> [What this task involves]: Repeat all of the material exactly as given.

# start of Input material

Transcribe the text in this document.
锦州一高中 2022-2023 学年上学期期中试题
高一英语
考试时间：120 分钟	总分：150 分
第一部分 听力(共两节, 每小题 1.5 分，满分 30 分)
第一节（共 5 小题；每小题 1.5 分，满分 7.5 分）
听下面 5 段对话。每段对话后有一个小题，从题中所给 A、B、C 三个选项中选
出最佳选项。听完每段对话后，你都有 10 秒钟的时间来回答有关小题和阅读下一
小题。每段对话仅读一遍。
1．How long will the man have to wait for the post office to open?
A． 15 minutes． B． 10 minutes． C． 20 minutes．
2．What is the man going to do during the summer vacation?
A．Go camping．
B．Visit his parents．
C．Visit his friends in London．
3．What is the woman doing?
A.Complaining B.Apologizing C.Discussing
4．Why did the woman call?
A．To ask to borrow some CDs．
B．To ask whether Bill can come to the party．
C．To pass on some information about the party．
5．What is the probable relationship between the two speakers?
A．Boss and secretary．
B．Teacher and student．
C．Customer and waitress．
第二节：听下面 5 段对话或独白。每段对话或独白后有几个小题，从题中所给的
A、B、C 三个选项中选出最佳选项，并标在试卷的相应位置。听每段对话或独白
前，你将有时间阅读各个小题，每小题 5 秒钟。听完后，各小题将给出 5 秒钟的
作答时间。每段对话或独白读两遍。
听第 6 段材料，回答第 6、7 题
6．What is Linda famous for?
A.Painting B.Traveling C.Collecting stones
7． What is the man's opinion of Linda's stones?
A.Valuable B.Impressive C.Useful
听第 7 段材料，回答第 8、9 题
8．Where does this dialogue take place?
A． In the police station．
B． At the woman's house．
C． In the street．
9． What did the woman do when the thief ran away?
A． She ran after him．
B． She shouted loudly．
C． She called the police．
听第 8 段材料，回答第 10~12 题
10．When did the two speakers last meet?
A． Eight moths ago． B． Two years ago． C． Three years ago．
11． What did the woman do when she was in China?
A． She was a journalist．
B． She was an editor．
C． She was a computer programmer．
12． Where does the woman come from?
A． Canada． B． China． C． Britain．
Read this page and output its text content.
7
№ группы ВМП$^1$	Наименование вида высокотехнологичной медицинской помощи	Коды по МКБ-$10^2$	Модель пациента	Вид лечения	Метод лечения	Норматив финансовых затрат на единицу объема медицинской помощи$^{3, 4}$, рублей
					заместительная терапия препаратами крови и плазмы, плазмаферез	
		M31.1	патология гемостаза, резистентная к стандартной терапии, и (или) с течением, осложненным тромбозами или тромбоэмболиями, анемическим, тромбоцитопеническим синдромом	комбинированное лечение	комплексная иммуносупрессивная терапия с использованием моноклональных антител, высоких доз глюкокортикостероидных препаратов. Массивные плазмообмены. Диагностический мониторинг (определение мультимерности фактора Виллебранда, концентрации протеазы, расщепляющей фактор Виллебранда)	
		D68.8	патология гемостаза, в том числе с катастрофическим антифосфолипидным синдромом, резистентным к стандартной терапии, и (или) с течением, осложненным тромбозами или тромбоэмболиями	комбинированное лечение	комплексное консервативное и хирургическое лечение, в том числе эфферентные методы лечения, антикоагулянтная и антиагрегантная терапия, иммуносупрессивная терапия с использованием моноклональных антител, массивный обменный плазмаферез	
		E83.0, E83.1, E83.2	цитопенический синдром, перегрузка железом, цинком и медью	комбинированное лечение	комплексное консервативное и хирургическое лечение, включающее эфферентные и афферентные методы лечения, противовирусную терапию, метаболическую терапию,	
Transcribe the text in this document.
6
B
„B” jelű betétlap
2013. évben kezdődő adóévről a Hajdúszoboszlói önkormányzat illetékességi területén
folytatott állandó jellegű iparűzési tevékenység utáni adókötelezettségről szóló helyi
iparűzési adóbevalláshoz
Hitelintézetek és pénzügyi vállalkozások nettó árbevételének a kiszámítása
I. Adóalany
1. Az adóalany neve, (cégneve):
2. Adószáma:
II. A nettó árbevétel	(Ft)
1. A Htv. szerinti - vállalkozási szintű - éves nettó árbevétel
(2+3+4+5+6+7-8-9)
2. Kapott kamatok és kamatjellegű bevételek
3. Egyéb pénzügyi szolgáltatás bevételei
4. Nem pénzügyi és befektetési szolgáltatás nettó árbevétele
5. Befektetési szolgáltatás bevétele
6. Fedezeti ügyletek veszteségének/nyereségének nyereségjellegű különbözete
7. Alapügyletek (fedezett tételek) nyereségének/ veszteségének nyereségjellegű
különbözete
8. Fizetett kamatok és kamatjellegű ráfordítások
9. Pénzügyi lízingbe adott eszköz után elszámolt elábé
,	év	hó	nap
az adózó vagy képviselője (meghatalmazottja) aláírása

# end of Input material

> [Task answer]:
Transcribe the text in this document.
锦州一高中 2022-2023 学年上学期期中试题
高一英语
考试时间：120 分钟	总分：150 分
第一部分 听力(共两节, 每小题 1.5 分，满分 30 分)
第一节（共 5 小题；每小题 1.5 分，满分 7.5 分）
听下面 5 段对话。每段对话后有一个小题，从题中所给 A、B、C 三个选项中选
出最佳选项。听完每段对话后，你都有 10 秒钟的时间来回答有关小题和阅读下一
小题。每段对话仅读一遍。
1．How long will the man have to wait for the post office to open?
A． 15 minutes． B． 10 minutes． C． 20 minutes．
2．What is the man going to do during the summer vacation?
A．Go camping．
B．Visit his parents．
C．Visit his friends in London．
3．What is the woman doing?
A.Complaining B.Apologizing C.Discussing
4．Why did the woman call?
A．To ask to borrow some CDs．
B．To ask whether Bill can come to the party．
C．To pass on some information about the party．
5．What is the probable relationship between the two speakers?
A．Boss and secretary．
B．Teacher and student．
C．Customer and waitress．
第二节：听下面 5 段对话或独白。每段对话或独白后有几个小题，从题中所给的
A、B、C 三个选项中选出最佳选项，并标在试卷的相应位置。听每段对话或独白
前，你将有时间阅读各个小题，每小题 5 秒钟。听完后，各小题将给出 5 秒钟的
作答时间。每段对话或独白读两遍。
听第 6 段材料，回答第 6、7 题
6．What is Linda famous for?
A.Painting B.Traveling C.Collecting stones
7． What is the man's opinion of Linda's stones?
A.Valuable B.Impressive C.Useful
听第 7 段材料，回答第 8、9 题
8．Where does this dialogue take place?
A． In the police station．
B． At the woman's house．
C． In the street．
9． What did the woman do when the thief ran away?
A． She ran after him．
B． She shouted loudly．
C． She called the police．
听第 8 段材料，回答第 10~12 题
10．When did the two speakers last meet?
A． Eight moths ago． B． Two years ago． C． Three years ago．
11． What did the woman do when she was in China?
A． She was a journalist．
B． She was an editor．
C． She was a computer programmer．
12． Where does the woman come from?
A． Canada． B． China． C． Britain．
Read this page and output its text content.
7
№ группы ВМП$^1$	Наименование вида высокотехнологичной медицинской помощи	Коды по МКБ-$10^2$	Модель пациента	Вид лечения	Метод лечения	Норматив финансовых затрат на единицу объема медицинской помощи$^{3, 4}$, рублей
					заместительная терапия препаратами крови и плазмы, плазмаферез	
		M31.1	патология гемостаза, резистентная к стандартной терапии, и (или) с течением, осложненным тромбозами или тромбоэмболиями, анемическим, тромбоцитопеническим синдромом	комбинированное лечение	комплексная иммуносупрессивная терапия с использованием моноклональных антител, высоких доз глюкокортикостероидных препаратов. Массивные плазмообмены. Диагностический мониторинг (определение мультимерности фактора Виллебранда, концентрации протеазы, расщепляющей фактор Виллебранда)	
		D68.8	патология гемостаза, в том числе с катастрофическим антифосфолипидным синдромом, резистентным к стандартной терапии, и (или) с течением, осложненным тромбозами или тромбоэмболиями	комбинированное лечение	комплексное консервативное и хирургическое лечение, в том числе эфферентные методы лечения, антикоагулянтная и антиагрегантная терапия, иммуносупрессивная терапия с использованием моноклональных антител, массивный обменный плазмаферез	
		E83.0, E83.1, E83.2	цитопенический синдром, перегрузка железом, цинком и медью	комбинированное лечение	комплексное консервативное и хирургическое лечение, включающее эфферентные и афферентные методы лечения, противовирусную терапию, метаболическую терапию,	
Transcribe the text in this document.
6
B
„B” jelű betétlap
2013. évben kezdődő adóévről a Hajdúszoboszlói önkormányzat illetékességi területén
folytatott állandó jellegű iparűzési tevékenység utáni adókötelezettségről szóló helyi
iparűzési adóbevalláshoz
Hitelintézetek és pénzügyi vállalkozások nettó árbevételének a kiszámítása
I. Adóalany
1. Az adóalany neve, (cégneve):
2. Adószáma:
II. A nettó árbevétel	(Ft)
1. A Htv. szerinti - vállalkozási szintű - éves nettó árbevétel
(2+3+4+5+6+7-8-9)
2. Kapott kamatok és kamatjellegű bevételek
3. Egyéb pénzügyi szolgáltatás bevételei
4. Nem pénzügyi és befektetési szolgáltatás nettó árbevétele
5. Befektetési szolgáltatás bevétele
6. Fedezeti ügyletek veszteségének/nyereségének nyereségjellegű különbözete
7. Alapügyletek (fedezett tételek) nyereségének/ veszteségének nyereségjellegű
különbözete
8. Fizetett kamatok és kamatjellegű ráfordítások
9. Pénzügyi lízingbe adott eszköz után elszámolt elábé
,	év	hó	nap
az adózó vagy képviselője (meghatalmazottja) aláírása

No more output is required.